▶ [DATASET RECORDS]
——

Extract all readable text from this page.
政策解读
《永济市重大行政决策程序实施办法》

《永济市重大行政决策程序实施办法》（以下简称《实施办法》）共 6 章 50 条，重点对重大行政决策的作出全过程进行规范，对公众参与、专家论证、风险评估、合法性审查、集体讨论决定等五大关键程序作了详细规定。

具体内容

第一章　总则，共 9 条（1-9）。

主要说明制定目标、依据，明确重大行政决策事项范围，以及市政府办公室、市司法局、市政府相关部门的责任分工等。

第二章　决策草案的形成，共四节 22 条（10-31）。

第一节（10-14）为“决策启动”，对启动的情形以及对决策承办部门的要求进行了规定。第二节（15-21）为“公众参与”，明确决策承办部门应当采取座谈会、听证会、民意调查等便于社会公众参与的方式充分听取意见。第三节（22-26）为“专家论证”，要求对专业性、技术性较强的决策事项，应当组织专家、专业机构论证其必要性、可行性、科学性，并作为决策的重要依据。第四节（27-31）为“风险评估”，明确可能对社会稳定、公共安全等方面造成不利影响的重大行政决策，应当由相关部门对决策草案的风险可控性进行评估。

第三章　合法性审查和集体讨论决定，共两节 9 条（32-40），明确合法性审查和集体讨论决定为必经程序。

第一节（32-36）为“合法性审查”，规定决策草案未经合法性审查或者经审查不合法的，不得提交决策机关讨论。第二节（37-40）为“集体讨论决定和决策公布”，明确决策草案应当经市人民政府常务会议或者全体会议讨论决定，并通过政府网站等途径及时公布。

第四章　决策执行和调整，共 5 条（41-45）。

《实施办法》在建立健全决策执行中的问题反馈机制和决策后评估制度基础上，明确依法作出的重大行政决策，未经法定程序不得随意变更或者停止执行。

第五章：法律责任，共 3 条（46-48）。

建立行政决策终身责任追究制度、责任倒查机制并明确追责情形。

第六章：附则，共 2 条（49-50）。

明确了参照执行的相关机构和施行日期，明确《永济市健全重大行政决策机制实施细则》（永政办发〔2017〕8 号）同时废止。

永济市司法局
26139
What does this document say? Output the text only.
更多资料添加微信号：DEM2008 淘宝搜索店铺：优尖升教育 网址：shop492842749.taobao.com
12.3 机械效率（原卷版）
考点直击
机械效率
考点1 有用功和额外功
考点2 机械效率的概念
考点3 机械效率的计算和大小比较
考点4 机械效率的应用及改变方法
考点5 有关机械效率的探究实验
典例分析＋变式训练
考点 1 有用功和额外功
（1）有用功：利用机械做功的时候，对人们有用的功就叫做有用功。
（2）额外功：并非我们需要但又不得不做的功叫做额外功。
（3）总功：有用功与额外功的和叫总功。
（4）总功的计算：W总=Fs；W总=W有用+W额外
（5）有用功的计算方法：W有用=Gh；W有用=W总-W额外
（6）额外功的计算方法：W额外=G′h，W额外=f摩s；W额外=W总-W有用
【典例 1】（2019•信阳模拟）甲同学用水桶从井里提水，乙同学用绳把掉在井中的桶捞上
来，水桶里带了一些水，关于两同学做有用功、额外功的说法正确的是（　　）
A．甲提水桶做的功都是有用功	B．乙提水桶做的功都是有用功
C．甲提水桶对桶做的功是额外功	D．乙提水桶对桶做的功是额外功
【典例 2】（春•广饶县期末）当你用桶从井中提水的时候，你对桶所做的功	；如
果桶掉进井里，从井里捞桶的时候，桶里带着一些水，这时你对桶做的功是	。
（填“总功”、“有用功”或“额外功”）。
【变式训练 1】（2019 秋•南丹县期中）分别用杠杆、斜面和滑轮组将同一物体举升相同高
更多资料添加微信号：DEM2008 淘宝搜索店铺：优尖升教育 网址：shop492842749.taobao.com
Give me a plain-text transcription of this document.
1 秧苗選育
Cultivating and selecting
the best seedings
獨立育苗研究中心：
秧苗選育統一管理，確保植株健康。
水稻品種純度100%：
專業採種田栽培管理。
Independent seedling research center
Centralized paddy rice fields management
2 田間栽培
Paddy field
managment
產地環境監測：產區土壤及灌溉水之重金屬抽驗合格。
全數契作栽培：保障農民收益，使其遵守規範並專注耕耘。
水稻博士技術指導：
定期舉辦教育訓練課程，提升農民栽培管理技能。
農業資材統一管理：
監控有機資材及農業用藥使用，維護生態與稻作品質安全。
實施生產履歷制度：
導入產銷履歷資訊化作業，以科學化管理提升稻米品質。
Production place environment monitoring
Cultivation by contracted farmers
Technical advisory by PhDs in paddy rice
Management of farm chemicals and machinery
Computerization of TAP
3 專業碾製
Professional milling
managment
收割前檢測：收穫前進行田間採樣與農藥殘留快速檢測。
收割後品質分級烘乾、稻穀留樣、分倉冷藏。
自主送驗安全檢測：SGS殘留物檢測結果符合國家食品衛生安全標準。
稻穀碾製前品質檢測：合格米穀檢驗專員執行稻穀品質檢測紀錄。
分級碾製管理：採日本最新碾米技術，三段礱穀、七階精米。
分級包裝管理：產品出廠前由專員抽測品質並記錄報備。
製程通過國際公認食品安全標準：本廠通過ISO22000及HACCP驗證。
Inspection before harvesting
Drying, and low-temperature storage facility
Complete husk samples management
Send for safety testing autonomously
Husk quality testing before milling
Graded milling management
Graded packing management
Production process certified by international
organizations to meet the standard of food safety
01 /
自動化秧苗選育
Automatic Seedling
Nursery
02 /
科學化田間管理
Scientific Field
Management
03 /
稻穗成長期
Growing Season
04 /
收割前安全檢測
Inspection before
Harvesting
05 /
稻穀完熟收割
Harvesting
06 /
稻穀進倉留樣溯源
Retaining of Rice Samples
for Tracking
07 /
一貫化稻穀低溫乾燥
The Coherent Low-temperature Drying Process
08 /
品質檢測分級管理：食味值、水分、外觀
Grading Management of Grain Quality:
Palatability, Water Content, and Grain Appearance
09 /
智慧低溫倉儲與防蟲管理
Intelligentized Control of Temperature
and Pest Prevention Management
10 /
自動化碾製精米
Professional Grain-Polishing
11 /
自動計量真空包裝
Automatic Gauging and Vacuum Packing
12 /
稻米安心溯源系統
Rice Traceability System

——

▶ [REQUIREMENTS]
Repeat every record, keeping each word and mark exactly as it is.

▶ [RIGHT ANSWER]
Extract all readable text from this page.
政策解读
《永济市重大行政决策程序实施办法》

《永济市重大行政决策程序实施办法》（以下简称《实施办法》）共 6 章 50 条，重点对重大行政决策的作出全过程进行规范，对公众参与、专家论证、风险评估、合法性审查、集体讨论决定等五大关键程序作了详细规定。

具体内容

第一章　总则，共 9 条（1-9）。

主要说明制定目标、依据，明确重大行政决策事项范围，以及市政府办公室、市司法局、市政府相关部门的责任分工等。

第二章　决策草案的形成，共四节 22 条（10-31）。

第一节（10-14）为“决策启动”，对启动的情形以及对决策承办部门的要求进行了规定。第二节（15-21）为“公众参与”，明确决策承办部门应当采取座谈会、听证会、民意调查等便于社会公众参与的方式充分听取意见。第三节（22-26）为“专家论证”，要求对专业性、技术性较强的决策事项，应当组织专家、专业机构论证其必要性、可行性、科学性，并作为决策的重要依据。第四节（27-31）为“风险评估”，明确可能对社会稳定、公共安全等方面造成不利影响的重大行政决策，应当由相关部门对决策草案的风险可控性进行评估。

第三章　合法性审查和集体讨论决定，共两节 9 条（32-40），明确合法性审查和集体讨论决定为必经程序。

第一节（32-36）为“合法性审查”，规定决策草案未经合法性审查或者经审查不合法的，不得提交决策机关讨论。第二节（37-40）为“集体讨论决定和决策公布”，明确决策草案应当经市人民政府常务会议或者全体会议讨论决定，并通过政府网站等途径及时公布。

第四章　决策执行和调整，共 5 条（41-45）。

《实施办法》在建立健全决策执行中的问题反馈机制和决策后评估制度基础上，明确依法作出的重大行政决策，未经法定程序不得随意变更或者停止执行。

第五章：法律责任，共 3 条（46-48）。

建立行政决策终身责任追究制度、责任倒查机制并明确追责情形。

第六章：附则，共 2 条（49-50）。

明确了参照执行的相关机构和施行日期，明确《永济市健全重大行政决策机制实施细则》（永政办发〔2017〕8 号）同时废止。

永济市司法局
26139
What does this document say? Output the text only.
更多资料添加微信号：DEM2008 淘宝搜索店铺：优尖升教育 网址：shop492842749.taobao.com
12.3 机械效率（原卷版）
考点直击
机械效率
考点1 有用功和额外功
考点2 机械效率的概念
考点3 机械效率的计算和大小比较
考点4 机械效率的应用及改变方法
考点5 有关机械效率的探究实验
典例分析＋变式训练
考点 1 有用功和额外功
（1）有用功：利用机械做功的时候，对人们有用的功就叫做有用功。
（2）额外功：并非我们需要但又不得不做的功叫做额外功。
（3）总功：有用功与额外功的和叫总功。
（4）总功的计算：W总=Fs；W总=W有用+W额外
（5）有用功的计算方法：W有用=Gh；W有用=W总-W额外
（6）额外功的计算方法：W额外=G′h，W额外=f摩s；W额外=W总-W有用
【典例 1】（2019•信阳模拟）甲同学用水桶从井里提水，乙同学用绳把掉在井中的桶捞上
来，水桶里带了一些水，关于两同学做有用功、额外功的说法正确的是（　　）
A．甲提水桶做的功都是有用功	B．乙提水桶做的功都是有用功
C．甲提水桶对桶做的功是额外功	D．乙提水桶对桶做的功是额外功
【典例 2】（春•广饶县期末）当你用桶从井中提水的时候，你对桶所做的功	；如
果桶掉进井里，从井里捞桶的时候，桶里带着一些水，这时你对桶做的功是	。
（填“总功”、“有用功”或“额外功”）。
【变式训练 1】（2019 秋•南丹县期中）分别用杠杆、斜面和滑轮组将同一物体举升相同高
更多资料添加微信号：DEM2008 淘宝搜索店铺：优尖升教育 网址：shop492842749.taobao.com
Give me a plain-text transcription of this document.
1 秧苗選育
Cultivating and selecting
the best seedings
獨立育苗研究中心：
秧苗選育統一管理，確保植株健康。
水稻品種純度100%：
專業採種田栽培管理。
Independent seedling research center
Centralized paddy rice fields management
2 田間栽培
Paddy field
managment
產地環境監測：產區土壤及灌溉水之重金屬抽驗合格。
全數契作栽培：保障農民收益，使其遵守規範並專注耕耘。
水稻博士技術指導：
定期舉辦教育訓練課程，提升農民栽培管理技能。
農業資材統一管理：
監控有機資材及農業用藥使用，維護生態與稻作品質安全。
實施生產履歷制度：
導入產銷履歷資訊化作業，以科學化管理提升稻米品質。
Production place environment monitoring
Cultivation by contracted farmers
Technical advisory by PhDs in paddy rice
Management of farm chemicals and machinery
Computerization of TAP
3 專業碾製
Professional milling
managment
收割前檢測：收穫前進行田間採樣與農藥殘留快速檢測。
收割後品質分級烘乾、稻穀留樣、分倉冷藏。
自主送驗安全檢測：SGS殘留物檢測結果符合國家食品衛生安全標準。
稻穀碾製前品質檢測：合格米穀檢驗專員執行稻穀品質檢測紀錄。
分級碾製管理：採日本最新碾米技術，三段礱穀、七階精米。
分級包裝管理：產品出廠前由專員抽測品質並記錄報備。
製程通過國際公認食品安全標準：本廠通過ISO22000及HACCP驗證。
Inspection before harvesting
Drying, and low-temperature storage facility
Complete husk samples management
Send for safety testing autonomously
Husk quality testing before milling
Graded milling management
Graded packing management
Production process certified by international
organizations to meet the standard of food safety
01 /
自動化秧苗選育
Automatic Seedling
Nursery
02 /
科學化田間管理
Scientific Field
Management
03 /
稻穗成長期
Growing Season
04 /
收割前安全檢測
Inspection before
Harvesting
05 /
稻穀完熟收割
Harvesting
06 /
稻穀進倉留樣溯源
Retaining of Rice Samples
for Tracking
07 /
一貫化稻穀低溫乾燥
The Coherent Low-temperature Drying Process
08 /
品質檢測分級管理：食味值、水分、外觀
Grading Management of Grain Quality:
Palatability, Water Content, and Grain Appearance
09 /
智慧低溫倉儲與防蟲管理
Intelligentized Control of Temperature
and Pest Prevention Management
10 /
自動化碾製精米
Professional Grain-Polishing
11 /
自動計量真空包裝
Automatic Gauging and Vacuum Packing
12 /
稻米安心溯源系統
Rice Traceability System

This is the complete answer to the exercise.